BEGIN INPUT ROWS
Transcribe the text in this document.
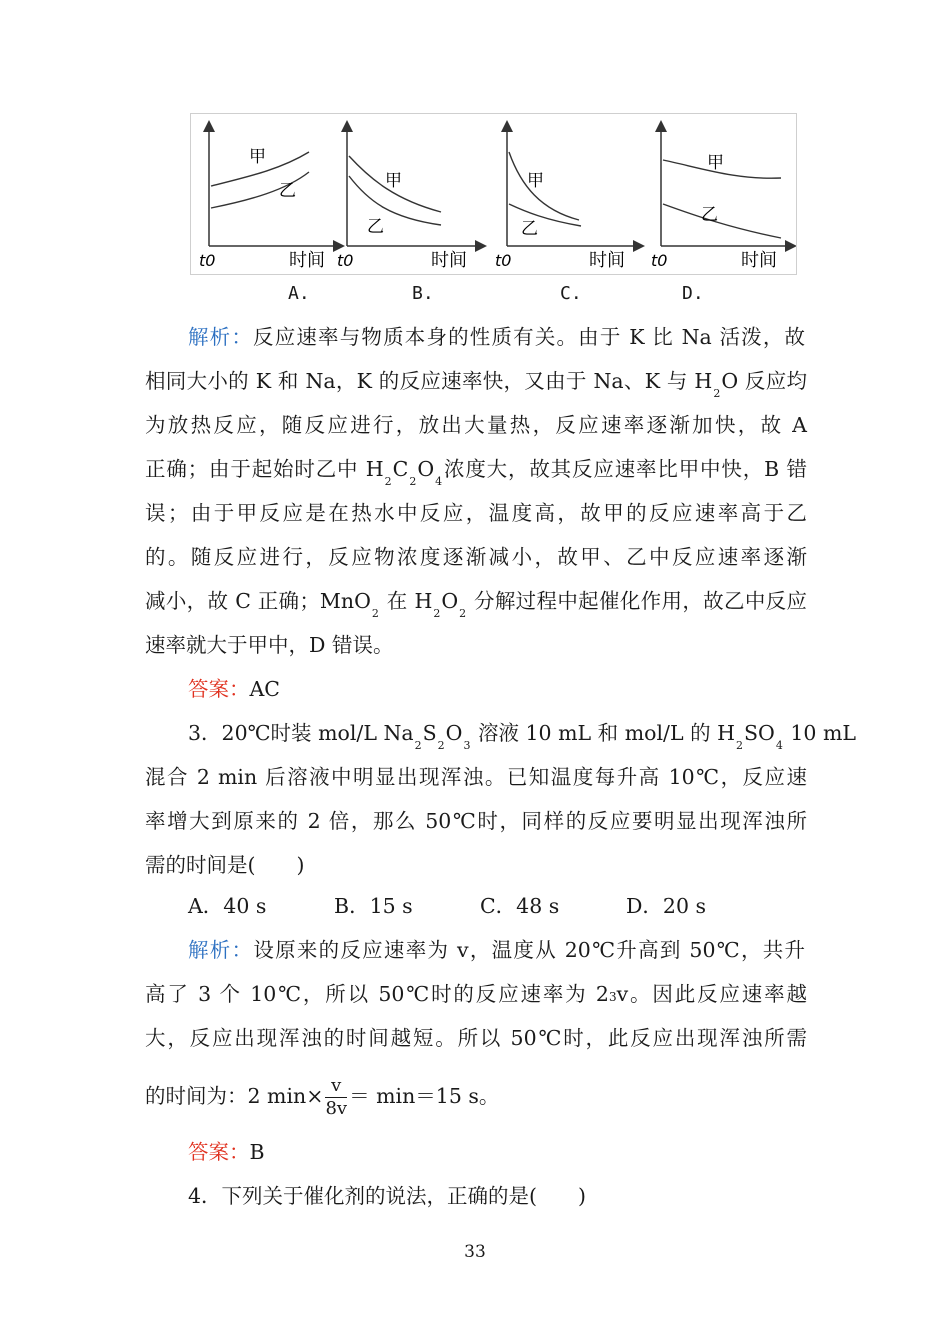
甲
乙
时间
t0
甲
乙
时间
t0
甲
乙
时间
t0
甲
乙
时间
t0
A.	B.	C.	D.
解析：反应速率与物质本身的性质有关。由于 K 比 Na 活泼，故
相同大小的 K 和 Na，K 的反应速率快，又由于 Na、K 与 $H_2O$ 反应均
为放热反应，随反应进行，放出大量热，反应速率逐渐加快，故 A
正确；由于起始时乙中 $H_2C_2O_4$浓度大，故其反应速率比甲中快，B 错
误；由于甲反应是在热水中反应，温度高，故甲的反应速率高于乙
的。随反应进行，反应物浓度逐渐减小，故甲、乙中反应速率逐渐
减小，故 C 正确；MnO$_2$ 在 $H_2O_2$ 分解过程中起催化作用，故乙中反应
速率就大于甲中，D 错误。
答案：AC
3．20℃时装 mol/L $Na_2S_2O_3$ 溶液 10 mL 和 mol/L 的 $H_2SO_4$ 10 mL
混合 2 min 后溶液中明显出现浑浊。已知温度每升高 10℃，反应速
率增大到原来的 2 倍，那么 50℃时，同样的反应要明显出现浑浊所
需的时间是(　　)
A．40 s	B．15 s	C．48 s	D．20 s
解析：设原来的反应速率为 v，温度从 20℃升高到 50℃，共升
高了 3 个 10℃，所以 50℃时的反应速率为 23v。因此反应速率越
大，反应出现浑浊的时间越短。所以 50℃时，此反应出现浑浊所需
的时间为：2 $\min\times \frac{v}{8v} = \min=15$ s。
答案：B
4．下列关于催化剂的说法，正确的是(　　)
33
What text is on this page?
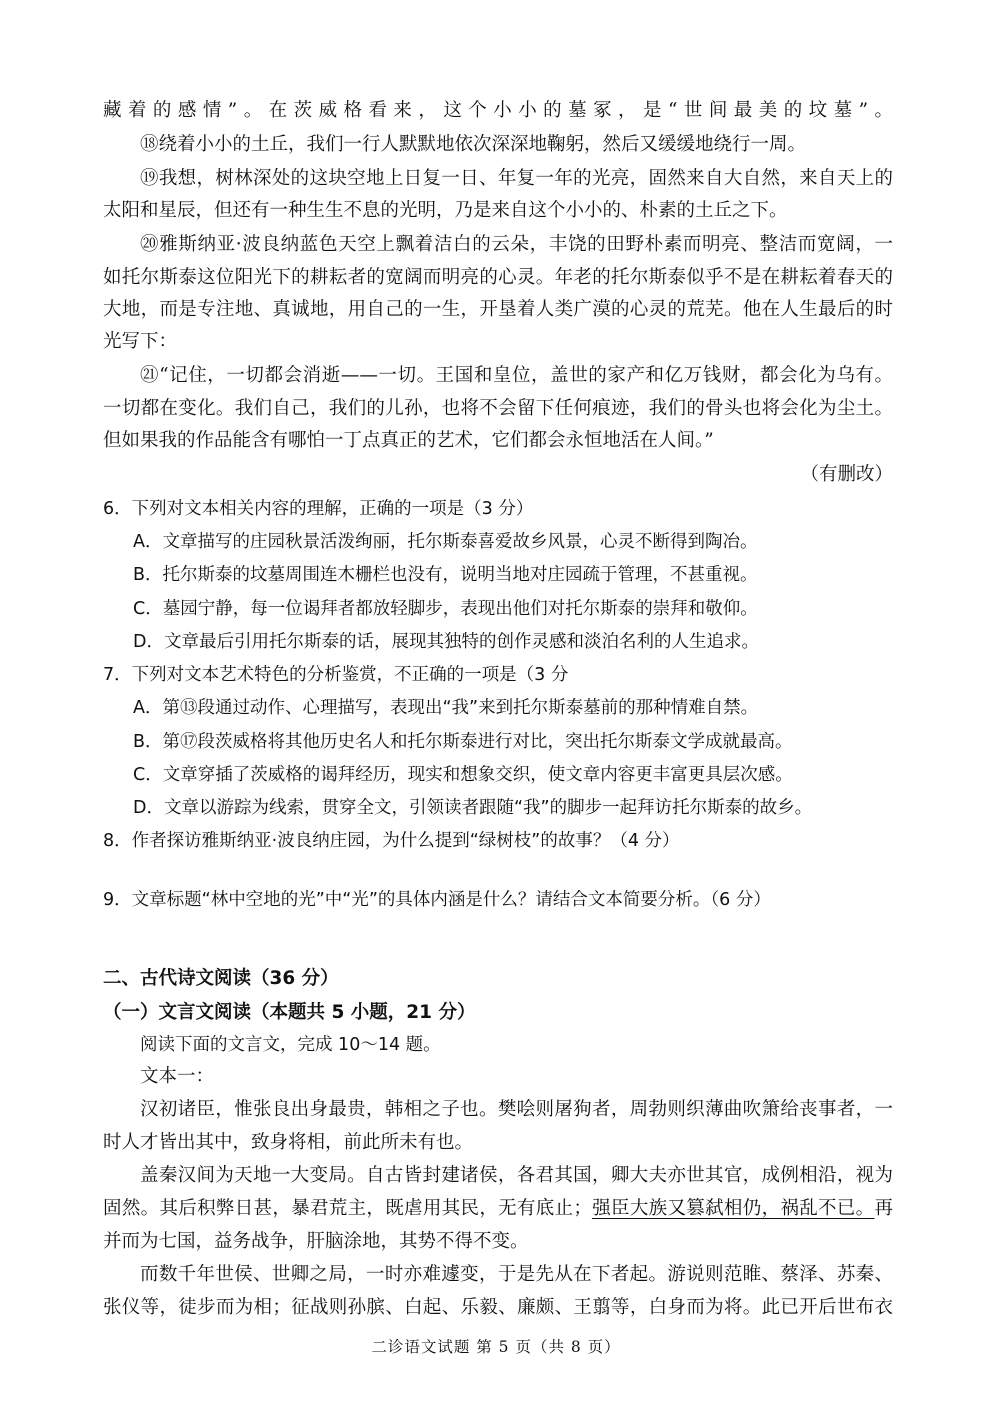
藏着的感情”。在茨威格看来，这个小小的墓冢，是“世间最美的坟墓”。
⑱绕着小小的土丘，我们一行人默默地依次深深地鞠躬，然后又缓缓地绕行一周。
⑲我想，树林深处的这块空地上日复一日、年复一年的光亮，固然来自大自然，来自天上的
太阳和星辰，但还有一种生生不息的光明，乃是来自这个小小的、朴素的土丘之下。
⑳雅斯纳亚·波良纳蓝色天空上飘着洁白的云朵，丰饶的田野朴素而明亮、整洁而宽阔，一
如托尔斯泰这位阳光下的耕耘者的宽阔而明亮的心灵。年老的托尔斯泰似乎不是在耕耘着春天的
大地，而是专注地、真诚地，用自己的一生，开垦着人类广漠的心灵的荒芜。他在人生最后的时
光写下：
㉑“记住，一切都会消逝——一切。王国和皇位，盖世的家产和亿万钱财，都会化为乌有。
一切都在变化。我们自己，我们的儿孙，也将不会留下任何痕迹，我们的骨头也将会化为尘土。
但如果我的作品能含有哪怕一丁点真正的艺术，它们都会永恒地活在人间。”
（有删改）
6．下列对文本相关内容的理解，正确的一项是（3 分）
A．文章描写的庄园秋景活泼绚丽，托尔斯泰喜爱故乡风景，心灵不断得到陶冶。
B．托尔斯泰的坟墓周围连木栅栏也没有，说明当地对庄园疏于管理，不甚重视。
C．墓园宁静，每一位谒拜者都放轻脚步，表现出他们对托尔斯泰的崇拜和敬仰。
D．文章最后引用托尔斯泰的话，展现其独特的创作灵感和淡泊名利的人生追求。
7．下列对文本艺术特色的分析鉴赏，不正确的一项是（3 分
A．第⑬段通过动作、心理描写，表现出“我”来到托尔斯泰墓前的那种情难自禁。
B．第⑰段茨威格将其他历史名人和托尔斯泰进行对比，突出托尔斯泰文学成就最高。
C．文章穿插了茨威格的谒拜经历，现实和想象交织，使文章内容更丰富更具层次感。
D．文章以游踪为线索，贯穿全文，引领读者跟随“我”的脚步一起拜访托尔斯泰的故乡。
8．作者探访雅斯纳亚·波良纳庄园，为什么提到“绿树枝”的故事？（4 分）
9．文章标题“林中空地的光”中“光”的具体内涵是什么？请结合文本简要分析。（6 分）
二、古代诗文阅读（36 分）
（一）文言文阅读（本题共 5 小题，21 分）
阅读下面的文言文，完成 10～14 题。
文本一：
汉初诸臣，惟张良出身最贵，韩相之子也。樊哙则屠狗者，周勃则织薄曲吹箫给丧事者，一
时人才皆出其中，致身将相，前此所未有也。
盖秦汉间为天地一大变局。自古皆封建诸侯，各君其国，卿大夫亦世其官，成例相沿，视为
固然。其后积弊日甚，暴君荒主，既虐用其民，无有底止；强臣大族又篡弑相仍，祸乱不已。再
并而为七国，益务战争，肝脑涂地，其势不得不变。
而数千年世侯、世卿之局，一时亦难遽变，于是先从在下者起。游说则范睢、蔡泽、苏秦、
张仪等，徒步而为相；征战则孙膑、白起、乐毅、廉颇、王翦等，白身而为将。此已开后世布衣
二诊语文试题 第 5 页（共 8 页）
END INPUT ROWS
Print out the whole of the material word for word, without pictures.

Transcribe the text in this document.
甲
乙
时间
t0
甲
乙
时间
t0
甲
乙
时间
t0
甲
乙
时间
t0
A.	B.	C.	D.
解析：反应速率与物质本身的性质有关。由于 K 比 Na 活泼，故
相同大小的 K 和 Na，K 的反应速率快，又由于 Na、K 与 $H_2O$ 反应均
为放热反应，随反应进行，放出大量热，反应速率逐渐加快，故 A
正确；由于起始时乙中 $H_2C_2O_4$浓度大，故其反应速率比甲中快，B 错
误；由于甲反应是在热水中反应，温度高，故甲的反应速率高于乙
的。随反应进行，反应物浓度逐渐减小，故甲、乙中反应速率逐渐
减小，故 C 正确；MnO$_2$ 在 $H_2O_2$ 分解过程中起催化作用，故乙中反应
速率就大于甲中，D 错误。
答案：AC
3．20℃时装 mol/L $Na_2S_2O_3$ 溶液 10 mL 和 mol/L 的 $H_2SO_4$ 10 mL
混合 2 min 后溶液中明显出现浑浊。已知温度每升高 10℃，反应速
率增大到原来的 2 倍，那么 50℃时，同样的反应要明显出现浑浊所
需的时间是(　　)
A．40 s	B．15 s	C．48 s	D．20 s
解析：设原来的反应速率为 v，温度从 20℃升高到 50℃，共升
高了 3 个 10℃，所以 50℃时的反应速率为 23v。因此反应速率越
大，反应出现浑浊的时间越短。所以 50℃时，此反应出现浑浊所需
的时间为：2 $\min\times \frac{v}{8v} = \min=15$ s。
答案：B
4．下列关于催化剂的说法，正确的是(　　)
33
What text is on this page?
藏着的感情”。在茨威格看来，这个小小的墓冢，是“世间最美的坟墓”。
⑱绕着小小的土丘，我们一行人默默地依次深深地鞠躬，然后又缓缓地绕行一周。
⑲我想，树林深处的这块空地上日复一日、年复一年的光亮，固然来自大自然，来自天上的
太阳和星辰，但还有一种生生不息的光明，乃是来自这个小小的、朴素的土丘之下。
⑳雅斯纳亚·波良纳蓝色天空上飘着洁白的云朵，丰饶的田野朴素而明亮、整洁而宽阔，一
如托尔斯泰这位阳光下的耕耘者的宽阔而明亮的心灵。年老的托尔斯泰似乎不是在耕耘着春天的
大地，而是专注地、真诚地，用自己的一生，开垦着人类广漠的心灵的荒芜。他在人生最后的时
光写下：
㉑“记住，一切都会消逝——一切。王国和皇位，盖世的家产和亿万钱财，都会化为乌有。
一切都在变化。我们自己，我们的儿孙，也将不会留下任何痕迹，我们的骨头也将会化为尘土。
但如果我的作品能含有哪怕一丁点真正的艺术，它们都会永恒地活在人间。”
（有删改）
6．下列对文本相关内容的理解，正确的一项是（3 分）
A．文章描写的庄园秋景活泼绚丽，托尔斯泰喜爱故乡风景，心灵不断得到陶冶。
B．托尔斯泰的坟墓周围连木栅栏也没有，说明当地对庄园疏于管理，不甚重视。
C．墓园宁静，每一位谒拜者都放轻脚步，表现出他们对托尔斯泰的崇拜和敬仰。
D．文章最后引用托尔斯泰的话，展现其独特的创作灵感和淡泊名利的人生追求。
7．下列对文本艺术特色的分析鉴赏，不正确的一项是（3 分
A．第⑬段通过动作、心理描写，表现出“我”来到托尔斯泰墓前的那种情难自禁。
B．第⑰段茨威格将其他历史名人和托尔斯泰进行对比，突出托尔斯泰文学成就最高。
C．文章穿插了茨威格的谒拜经历，现实和想象交织，使文章内容更丰富更具层次感。
D．文章以游踪为线索，贯穿全文，引领读者跟随“我”的脚步一起拜访托尔斯泰的故乡。
8．作者探访雅斯纳亚·波良纳庄园，为什么提到“绿树枝”的故事？（4 分）
9．文章标题“林中空地的光”中“光”的具体内涵是什么？请结合文本简要分析。（6 分）
二、古代诗文阅读（36 分）
（一）文言文阅读（本题共 5 小题，21 分）
阅读下面的文言文，完成 10～14 题。
文本一：
汉初诸臣，惟张良出身最贵，韩相之子也。樊哙则屠狗者，周勃则织薄曲吹箫给丧事者，一
时人才皆出其中，致身将相，前此所未有也。
盖秦汉间为天地一大变局。自古皆封建诸侯，各君其国，卿大夫亦世其官，成例相沿，视为
固然。其后积弊日甚，暴君荒主，既虐用其民，无有底止；强臣大族又篡弑相仍，祸乱不已。再
并而为七国，益务战争，肝脑涂地，其势不得不变。
而数千年世侯、世卿之局，一时亦难遽变，于是先从在下者起。游说则范睢、蔡泽、苏秦、
张仪等，徒步而为相；征战则孙膑、白起、乐毅、廉颇、王翦等，白身而为将。此已开后世布衣
二诊语文试题 第 5 页（共 8 页）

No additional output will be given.